_Problem statement_
Repeat the records verbatim and leave the pictures out of your copy.
========================
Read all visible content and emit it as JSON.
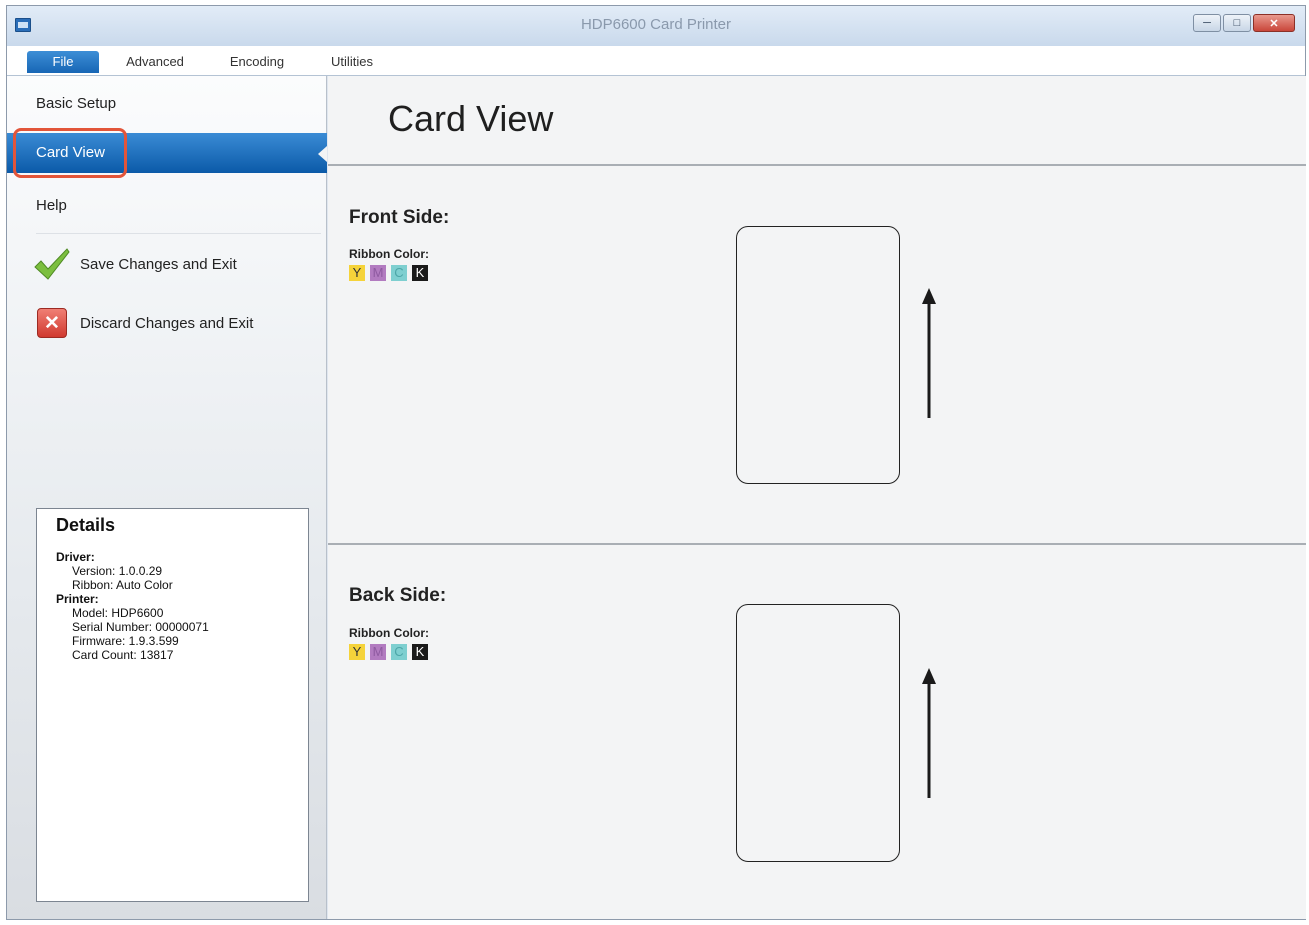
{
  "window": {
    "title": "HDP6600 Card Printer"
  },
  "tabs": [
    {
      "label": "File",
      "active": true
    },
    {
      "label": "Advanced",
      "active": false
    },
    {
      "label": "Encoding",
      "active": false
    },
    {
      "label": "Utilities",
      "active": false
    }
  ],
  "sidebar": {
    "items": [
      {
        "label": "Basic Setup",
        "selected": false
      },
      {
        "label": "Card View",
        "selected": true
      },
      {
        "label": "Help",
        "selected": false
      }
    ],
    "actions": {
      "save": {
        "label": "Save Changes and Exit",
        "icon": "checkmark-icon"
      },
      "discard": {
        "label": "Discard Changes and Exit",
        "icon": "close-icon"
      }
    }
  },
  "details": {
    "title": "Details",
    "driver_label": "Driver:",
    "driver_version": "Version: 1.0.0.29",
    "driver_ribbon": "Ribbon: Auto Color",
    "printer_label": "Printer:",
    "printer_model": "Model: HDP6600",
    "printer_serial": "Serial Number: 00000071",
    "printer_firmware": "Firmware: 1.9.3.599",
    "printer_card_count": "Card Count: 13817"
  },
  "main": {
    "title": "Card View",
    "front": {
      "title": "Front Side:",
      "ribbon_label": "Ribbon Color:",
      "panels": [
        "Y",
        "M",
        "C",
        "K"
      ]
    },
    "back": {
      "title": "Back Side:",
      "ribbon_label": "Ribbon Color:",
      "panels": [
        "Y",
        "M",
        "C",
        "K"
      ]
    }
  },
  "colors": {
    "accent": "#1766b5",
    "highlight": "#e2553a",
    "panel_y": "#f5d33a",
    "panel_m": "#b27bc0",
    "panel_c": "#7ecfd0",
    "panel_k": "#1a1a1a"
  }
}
========================
_Task response_
Read all visible content and emit it as JSON.
{
  "window": {
    "title": "HDP6600 Card Printer"
  },
  "tabs": [
    {
      "label": "File",
      "active": true
    },
    {
      "label": "Advanced",
      "active": false
    },
    {
      "label": "Encoding",
      "active": false
    },
    {
      "label": "Utilities",
      "active": false
    }
  ],
  "sidebar": {
    "items": [
      {
        "label": "Basic Setup",
        "selected": false
      },
      {
        "label": "Card View",
        "selected": true
      },
      {
        "label": "Help",
        "selected": false
      }
    ],
    "actions": {
      "save": {
        "label": "Save Changes and Exit",
        "icon": "checkmark-icon"
      },
      "discard": {
        "label": "Discard Changes and Exit",
        "icon": "close-icon"
      }
    }
  },
  "details": {
    "title": "Details",
    "driver_label": "Driver:",
    "driver_version": "Version: 1.0.0.29",
    "driver_ribbon": "Ribbon: Auto Color",
    "printer_label": "Printer:",
    "printer_model": "Model: HDP6600",
    "printer_serial": "Serial Number: 00000071",
    "printer_firmware": "Firmware: 1.9.3.599",
    "printer_card_count": "Card Count: 13817"
  },
  "main": {
    "title": "Card View",
    "front": {
      "title": "Front Side:",
      "ribbon_label": "Ribbon Color:",
      "panels": [
        "Y",
        "M",
        "C",
        "K"
      ]
    },
    "back": {
      "title": "Back Side:",
      "ribbon_label": "Ribbon Color:",
      "panels": [
        "Y",
        "M",
        "C",
        "K"
      ]
    }
  },
  "colors": {
    "accent": "#1766b5",
    "highlight": "#e2553a",
    "panel_y": "#f5d33a",
    "panel_m": "#b27bc0",
    "panel_c": "#7ecfd0",
    "panel_k": "#1a1a1a"
  }
}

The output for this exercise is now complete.